===== Listed entries
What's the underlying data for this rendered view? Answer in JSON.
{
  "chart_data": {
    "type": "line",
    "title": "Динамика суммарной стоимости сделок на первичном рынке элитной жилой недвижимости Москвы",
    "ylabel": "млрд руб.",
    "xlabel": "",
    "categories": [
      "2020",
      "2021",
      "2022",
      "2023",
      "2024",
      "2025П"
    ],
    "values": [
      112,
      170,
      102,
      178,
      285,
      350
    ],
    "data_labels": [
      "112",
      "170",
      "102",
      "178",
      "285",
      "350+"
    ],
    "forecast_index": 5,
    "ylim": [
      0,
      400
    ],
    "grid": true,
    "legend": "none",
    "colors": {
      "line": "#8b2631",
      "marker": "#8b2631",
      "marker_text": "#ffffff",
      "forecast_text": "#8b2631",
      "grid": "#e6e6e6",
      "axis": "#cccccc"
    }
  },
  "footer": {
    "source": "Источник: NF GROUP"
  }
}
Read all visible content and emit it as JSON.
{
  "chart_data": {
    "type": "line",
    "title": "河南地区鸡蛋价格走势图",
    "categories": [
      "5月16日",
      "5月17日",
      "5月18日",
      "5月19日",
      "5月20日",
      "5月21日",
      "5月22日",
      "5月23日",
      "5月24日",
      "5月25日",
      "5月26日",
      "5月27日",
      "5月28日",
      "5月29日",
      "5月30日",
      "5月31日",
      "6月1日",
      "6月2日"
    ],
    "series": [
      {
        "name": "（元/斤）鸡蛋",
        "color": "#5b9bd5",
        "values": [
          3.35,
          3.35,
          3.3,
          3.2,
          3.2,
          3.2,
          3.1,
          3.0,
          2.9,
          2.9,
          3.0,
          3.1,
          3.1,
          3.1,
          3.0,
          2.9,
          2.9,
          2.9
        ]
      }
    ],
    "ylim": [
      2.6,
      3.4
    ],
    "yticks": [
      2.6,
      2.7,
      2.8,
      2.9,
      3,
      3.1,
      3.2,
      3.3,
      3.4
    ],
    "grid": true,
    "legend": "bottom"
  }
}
==========
◆ **What the exercise asks**
Extract all the entries word for word.

◆ **Reply to the task**
What's the underlying data for this rendered view? Answer in JSON.
{
  "chart_data": {
    "type": "line",
    "title": "Динамика суммарной стоимости сделок на первичном рынке элитной жилой недвижимости Москвы",
    "ylabel": "млрд руб.",
    "xlabel": "",
    "categories": [
      "2020",
      "2021",
      "2022",
      "2023",
      "2024",
      "2025П"
    ],
    "values": [
      112,
      170,
      102,
      178,
      285,
      350
    ],
    "data_labels": [
      "112",
      "170",
      "102",
      "178",
      "285",
      "350+"
    ],
    "forecast_index": 5,
    "ylim": [
      0,
      400
    ],
    "grid": true,
    "legend": "none",
    "colors": {
      "line": "#8b2631",
      "marker": "#8b2631",
      "marker_text": "#ffffff",
      "forecast_text": "#8b2631",
      "grid": "#e6e6e6",
      "axis": "#cccccc"
    }
  },
  "footer": {
    "source": "Источник: NF GROUP"
  }
}
Read all visible content and emit it as JSON.
{
  "chart_data": {
    "type": "line",
    "title": "河南地区鸡蛋价格走势图",
    "categories": [
      "5月16日",
      "5月17日",
      "5月18日",
      "5月19日",
      "5月20日",
      "5月21日",
      "5月22日",
      "5月23日",
      "5月24日",
      "5月25日",
      "5月26日",
      "5月27日",
      "5月28日",
      "5月29日",
      "5月30日",
      "5月31日",
      "6月1日",
      "6月2日"
    ],
    "series": [
      {
        "name": "（元/斤）鸡蛋",
        "color": "#5b9bd5",
        "values": [
          3.35,
          3.35,
          3.3,
          3.2,
          3.2,
          3.2,
          3.1,
          3.0,
          2.9,
          2.9,
          3.0,
          3.1,
          3.1,
          3.1,
          3.0,
          2.9,
          2.9,
          2.9
        ]
      }
    ],
    "ylim": [
      2.6,
      3.4
    ],
    "yticks": [
      2.6,
      2.7,
      2.8,
      2.9,
      3,
      3.1,
      3.2,
      3.3,
      3.4
    ],
    "grid": true,
    "legend": "bottom"
  }
}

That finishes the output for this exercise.